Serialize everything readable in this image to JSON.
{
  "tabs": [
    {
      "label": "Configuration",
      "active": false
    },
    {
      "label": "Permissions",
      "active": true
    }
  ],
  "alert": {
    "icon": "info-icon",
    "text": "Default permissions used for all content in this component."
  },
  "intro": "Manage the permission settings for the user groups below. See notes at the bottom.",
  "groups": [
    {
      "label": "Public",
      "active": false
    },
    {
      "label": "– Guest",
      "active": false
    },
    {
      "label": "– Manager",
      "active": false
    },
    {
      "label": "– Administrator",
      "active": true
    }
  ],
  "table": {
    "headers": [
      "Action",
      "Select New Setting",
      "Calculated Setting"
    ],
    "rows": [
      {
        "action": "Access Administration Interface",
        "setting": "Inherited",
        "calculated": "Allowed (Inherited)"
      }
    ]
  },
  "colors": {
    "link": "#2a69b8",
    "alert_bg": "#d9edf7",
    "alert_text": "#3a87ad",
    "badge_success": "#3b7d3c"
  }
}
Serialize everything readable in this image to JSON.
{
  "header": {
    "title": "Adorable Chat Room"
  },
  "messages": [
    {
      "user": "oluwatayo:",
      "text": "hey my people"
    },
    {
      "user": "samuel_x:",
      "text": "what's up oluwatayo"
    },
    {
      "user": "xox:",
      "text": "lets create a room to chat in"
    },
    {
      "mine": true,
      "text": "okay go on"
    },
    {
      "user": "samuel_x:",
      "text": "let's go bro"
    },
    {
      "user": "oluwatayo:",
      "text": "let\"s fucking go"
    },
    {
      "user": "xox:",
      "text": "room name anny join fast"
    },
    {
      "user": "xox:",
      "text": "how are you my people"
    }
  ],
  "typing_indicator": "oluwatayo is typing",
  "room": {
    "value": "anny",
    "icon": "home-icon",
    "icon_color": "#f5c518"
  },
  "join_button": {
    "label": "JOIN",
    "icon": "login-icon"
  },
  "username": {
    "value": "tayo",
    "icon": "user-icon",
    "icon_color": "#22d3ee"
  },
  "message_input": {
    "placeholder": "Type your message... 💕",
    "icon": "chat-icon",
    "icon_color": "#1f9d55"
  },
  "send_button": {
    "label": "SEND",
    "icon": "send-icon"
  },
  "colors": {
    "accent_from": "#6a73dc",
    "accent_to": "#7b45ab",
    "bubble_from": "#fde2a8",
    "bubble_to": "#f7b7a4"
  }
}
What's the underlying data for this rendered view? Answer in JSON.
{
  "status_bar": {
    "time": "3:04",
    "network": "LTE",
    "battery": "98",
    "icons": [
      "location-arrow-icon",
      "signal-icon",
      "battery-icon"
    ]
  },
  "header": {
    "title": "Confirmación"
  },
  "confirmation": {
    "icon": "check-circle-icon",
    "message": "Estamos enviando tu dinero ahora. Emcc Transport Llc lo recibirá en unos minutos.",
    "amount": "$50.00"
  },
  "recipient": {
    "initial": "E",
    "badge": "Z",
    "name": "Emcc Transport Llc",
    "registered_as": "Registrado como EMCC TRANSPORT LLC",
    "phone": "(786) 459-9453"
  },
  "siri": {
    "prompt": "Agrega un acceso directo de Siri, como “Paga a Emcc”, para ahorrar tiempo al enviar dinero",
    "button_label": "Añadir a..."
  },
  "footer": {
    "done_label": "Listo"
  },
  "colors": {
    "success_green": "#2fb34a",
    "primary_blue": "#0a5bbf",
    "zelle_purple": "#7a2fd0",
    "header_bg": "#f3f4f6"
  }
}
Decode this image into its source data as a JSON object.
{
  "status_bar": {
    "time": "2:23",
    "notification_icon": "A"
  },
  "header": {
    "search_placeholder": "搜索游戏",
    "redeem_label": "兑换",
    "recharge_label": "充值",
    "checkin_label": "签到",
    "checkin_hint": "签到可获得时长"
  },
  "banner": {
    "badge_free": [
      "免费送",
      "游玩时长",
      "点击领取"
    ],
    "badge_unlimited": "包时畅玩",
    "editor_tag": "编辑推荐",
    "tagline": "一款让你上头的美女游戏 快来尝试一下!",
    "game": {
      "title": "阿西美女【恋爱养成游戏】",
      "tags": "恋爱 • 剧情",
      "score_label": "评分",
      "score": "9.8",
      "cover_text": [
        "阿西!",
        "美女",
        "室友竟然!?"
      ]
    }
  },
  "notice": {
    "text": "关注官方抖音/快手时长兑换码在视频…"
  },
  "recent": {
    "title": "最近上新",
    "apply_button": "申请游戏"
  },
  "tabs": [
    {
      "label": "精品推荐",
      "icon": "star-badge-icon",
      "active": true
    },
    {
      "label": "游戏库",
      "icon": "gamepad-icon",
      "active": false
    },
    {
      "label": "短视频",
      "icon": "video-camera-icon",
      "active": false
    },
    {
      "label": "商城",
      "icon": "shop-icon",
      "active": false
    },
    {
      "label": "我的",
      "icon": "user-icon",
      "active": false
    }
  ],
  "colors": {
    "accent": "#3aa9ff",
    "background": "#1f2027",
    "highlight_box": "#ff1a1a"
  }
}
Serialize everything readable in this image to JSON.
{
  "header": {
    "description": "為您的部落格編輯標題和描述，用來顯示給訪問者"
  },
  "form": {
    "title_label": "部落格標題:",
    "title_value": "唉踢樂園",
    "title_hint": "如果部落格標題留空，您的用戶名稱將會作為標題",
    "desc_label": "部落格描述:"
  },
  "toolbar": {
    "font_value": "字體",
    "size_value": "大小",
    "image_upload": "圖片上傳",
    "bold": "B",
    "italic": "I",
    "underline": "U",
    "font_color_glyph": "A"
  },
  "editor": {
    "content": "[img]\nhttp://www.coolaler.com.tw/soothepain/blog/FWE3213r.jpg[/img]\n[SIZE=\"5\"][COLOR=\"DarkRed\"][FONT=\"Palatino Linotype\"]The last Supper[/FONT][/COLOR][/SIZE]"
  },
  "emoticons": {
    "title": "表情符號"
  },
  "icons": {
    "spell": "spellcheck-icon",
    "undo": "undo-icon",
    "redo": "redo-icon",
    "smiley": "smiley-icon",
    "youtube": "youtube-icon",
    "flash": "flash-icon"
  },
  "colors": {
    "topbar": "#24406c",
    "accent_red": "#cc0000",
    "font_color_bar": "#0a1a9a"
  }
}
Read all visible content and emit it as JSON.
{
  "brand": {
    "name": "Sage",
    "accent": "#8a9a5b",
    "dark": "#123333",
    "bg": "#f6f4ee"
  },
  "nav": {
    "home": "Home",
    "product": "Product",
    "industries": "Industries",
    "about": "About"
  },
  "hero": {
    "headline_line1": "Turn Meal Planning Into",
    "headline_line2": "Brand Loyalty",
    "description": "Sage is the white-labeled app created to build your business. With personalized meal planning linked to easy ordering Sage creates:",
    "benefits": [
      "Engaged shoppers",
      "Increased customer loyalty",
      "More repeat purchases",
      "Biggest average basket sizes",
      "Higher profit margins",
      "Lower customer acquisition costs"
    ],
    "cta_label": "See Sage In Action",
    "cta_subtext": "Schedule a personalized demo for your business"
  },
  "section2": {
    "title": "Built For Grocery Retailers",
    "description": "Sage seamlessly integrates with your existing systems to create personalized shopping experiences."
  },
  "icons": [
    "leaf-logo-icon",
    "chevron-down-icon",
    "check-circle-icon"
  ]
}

·····

(What you are asked to do)
Transcribe each entry precisely, missing none.

(Worked solution)
Serialize everything readable in this image to JSON.
{
  "tabs": [
    {
      "label": "Configuration",
      "active": false
    },
    {
      "label": "Permissions",
      "active": true
    }
  ],
  "alert": {
    "icon": "info-icon",
    "text": "Default permissions used for all content in this component."
  },
  "intro": "Manage the permission settings for the user groups below. See notes at the bottom.",
  "groups": [
    {
      "label": "Public",
      "active": false
    },
    {
      "label": "– Guest",
      "active": false
    },
    {
      "label": "– Manager",
      "active": false
    },
    {
      "label": "– Administrator",
      "active": true
    }
  ],
  "table": {
    "headers": [
      "Action",
      "Select New Setting",
      "Calculated Setting"
    ],
    "rows": [
      {
        "action": "Access Administration Interface",
        "setting": "Inherited",
        "calculated": "Allowed (Inherited)"
      }
    ]
  },
  "colors": {
    "link": "#2a69b8",
    "alert_bg": "#d9edf7",
    "alert_text": "#3a87ad",
    "badge_success": "#3b7d3c"
  }
}
Serialize everything readable in this image to JSON.
{
  "header": {
    "title": "Adorable Chat Room"
  },
  "messages": [
    {
      "user": "oluwatayo:",
      "text": "hey my people"
    },
    {
      "user": "samuel_x:",
      "text": "what's up oluwatayo"
    },
    {
      "user": "xox:",
      "text": "lets create a room to chat in"
    },
    {
      "mine": true,
      "text": "okay go on"
    },
    {
      "user": "samuel_x:",
      "text": "let's go bro"
    },
    {
      "user": "oluwatayo:",
      "text": "let\"s fucking go"
    },
    {
      "user": "xox:",
      "text": "room name anny join fast"
    },
    {
      "user": "xox:",
      "text": "how are you my people"
    }
  ],
  "typing_indicator": "oluwatayo is typing",
  "room": {
    "value": "anny",
    "icon": "home-icon",
    "icon_color": "#f5c518"
  },
  "join_button": {
    "label": "JOIN",
    "icon": "login-icon"
  },
  "username": {
    "value": "tayo",
    "icon": "user-icon",
    "icon_color": "#22d3ee"
  },
  "message_input": {
    "placeholder": "Type your message... 💕",
    "icon": "chat-icon",
    "icon_color": "#1f9d55"
  },
  "send_button": {
    "label": "SEND",
    "icon": "send-icon"
  },
  "colors": {
    "accent_from": "#6a73dc",
    "accent_to": "#7b45ab",
    "bubble_from": "#fde2a8",
    "bubble_to": "#f7b7a4"
  }
}
What's the underlying data for this rendered view? Answer in JSON.
{
  "status_bar": {
    "time": "3:04",
    "network": "LTE",
    "battery": "98",
    "icons": [
      "location-arrow-icon",
      "signal-icon",
      "battery-icon"
    ]
  },
  "header": {
    "title": "Confirmación"
  },
  "confirmation": {
    "icon": "check-circle-icon",
    "message": "Estamos enviando tu dinero ahora. Emcc Transport Llc lo recibirá en unos minutos.",
    "amount": "$50.00"
  },
  "recipient": {
    "initial": "E",
    "badge": "Z",
    "name": "Emcc Transport Llc",
    "registered_as": "Registrado como EMCC TRANSPORT LLC",
    "phone": "(786) 459-9453"
  },
  "siri": {
    "prompt": "Agrega un acceso directo de Siri, como “Paga a Emcc”, para ahorrar tiempo al enviar dinero",
    "button_label": "Añadir a..."
  },
  "footer": {
    "done_label": "Listo"
  },
  "colors": {
    "success_green": "#2fb34a",
    "primary_blue": "#0a5bbf",
    "zelle_purple": "#7a2fd0",
    "header_bg": "#f3f4f6"
  }
}
Decode this image into its source data as a JSON object.
{
  "status_bar": {
    "time": "2:23",
    "notification_icon": "A"
  },
  "header": {
    "search_placeholder": "搜索游戏",
    "redeem_label": "兑换",
    "recharge_label": "充值",
    "checkin_label": "签到",
    "checkin_hint": "签到可获得时长"
  },
  "banner": {
    "badge_free": [
      "免费送",
      "游玩时长",
      "点击领取"
    ],
    "badge_unlimited": "包时畅玩",
    "editor_tag": "编辑推荐",
    "tagline": "一款让你上头的美女游戏 快来尝试一下!",
    "game": {
      "title": "阿西美女【恋爱养成游戏】",
      "tags": "恋爱 • 剧情",
      "score_label": "评分",
      "score": "9.8",
      "cover_text": [
        "阿西!",
        "美女",
        "室友竟然!?"
      ]
    }
  },
  "notice": {
    "text": "关注官方抖音/快手时长兑换码在视频…"
  },
  "recent": {
    "title": "最近上新",
    "apply_button": "申请游戏"
  },
  "tabs": [
    {
      "label": "精品推荐",
      "icon": "star-badge-icon",
      "active": true
    },
    {
      "label": "游戏库",
      "icon": "gamepad-icon",
      "active": false
    },
    {
      "label": "短视频",
      "icon": "video-camera-icon",
      "active": false
    },
    {
      "label": "商城",
      "icon": "shop-icon",
      "active": false
    },
    {
      "label": "我的",
      "icon": "user-icon",
      "active": false
    }
  ],
  "colors": {
    "accent": "#3aa9ff",
    "background": "#1f2027",
    "highlight_box": "#ff1a1a"
  }
}
Serialize everything readable in this image to JSON.
{
  "header": {
    "description": "為您的部落格編輯標題和描述，用來顯示給訪問者"
  },
  "form": {
    "title_label": "部落格標題:",
    "title_value": "唉踢樂園",
    "title_hint": "如果部落格標題留空，您的用戶名稱將會作為標題",
    "desc_label": "部落格描述:"
  },
  "toolbar": {
    "font_value": "字體",
    "size_value": "大小",
    "image_upload": "圖片上傳",
    "bold": "B",
    "italic": "I",
    "underline": "U",
    "font_color_glyph": "A"
  },
  "editor": {
    "content": "[img]\nhttp://www.coolaler.com.tw/soothepain/blog/FWE3213r.jpg[/img]\n[SIZE=\"5\"][COLOR=\"DarkRed\"][FONT=\"Palatino Linotype\"]The last Supper[/FONT][/COLOR][/SIZE]"
  },
  "emoticons": {
    "title": "表情符號"
  },
  "icons": {
    "spell": "spellcheck-icon",
    "undo": "undo-icon",
    "redo": "redo-icon",
    "smiley": "smiley-icon",
    "youtube": "youtube-icon",
    "flash": "flash-icon"
  },
  "colors": {
    "topbar": "#24406c",
    "accent_red": "#cc0000",
    "font_color_bar": "#0a1a9a"
  }
}
Read all visible content and emit it as JSON.
{
  "brand": {
    "name": "Sage",
    "accent": "#8a9a5b",
    "dark": "#123333",
    "bg": "#f6f4ee"
  },
  "nav": {
    "home": "Home",
    "product": "Product",
    "industries": "Industries",
    "about": "About"
  },
  "hero": {
    "headline_line1": "Turn Meal Planning Into",
    "headline_line2": "Brand Loyalty",
    "description": "Sage is the white-labeled app created to build your business. With personalized meal planning linked to easy ordering Sage creates:",
    "benefits": [
      "Engaged shoppers",
      "Increased customer loyalty",
      "More repeat purchases",
      "Biggest average basket sizes",
      "Higher profit margins",
      "Lower customer acquisition costs"
    ],
    "cta_label": "See Sage In Action",
    "cta_subtext": "Schedule a personalized demo for your business"
  },
  "section2": {
    "title": "Built For Grocery Retailers",
    "description": "Sage seamlessly integrates with your existing systems to create personalized shopping experiences."
  },
  "icons": [
    "leaf-logo-icon",
    "chevron-down-icon",
    "check-circle-icon"
  ]
}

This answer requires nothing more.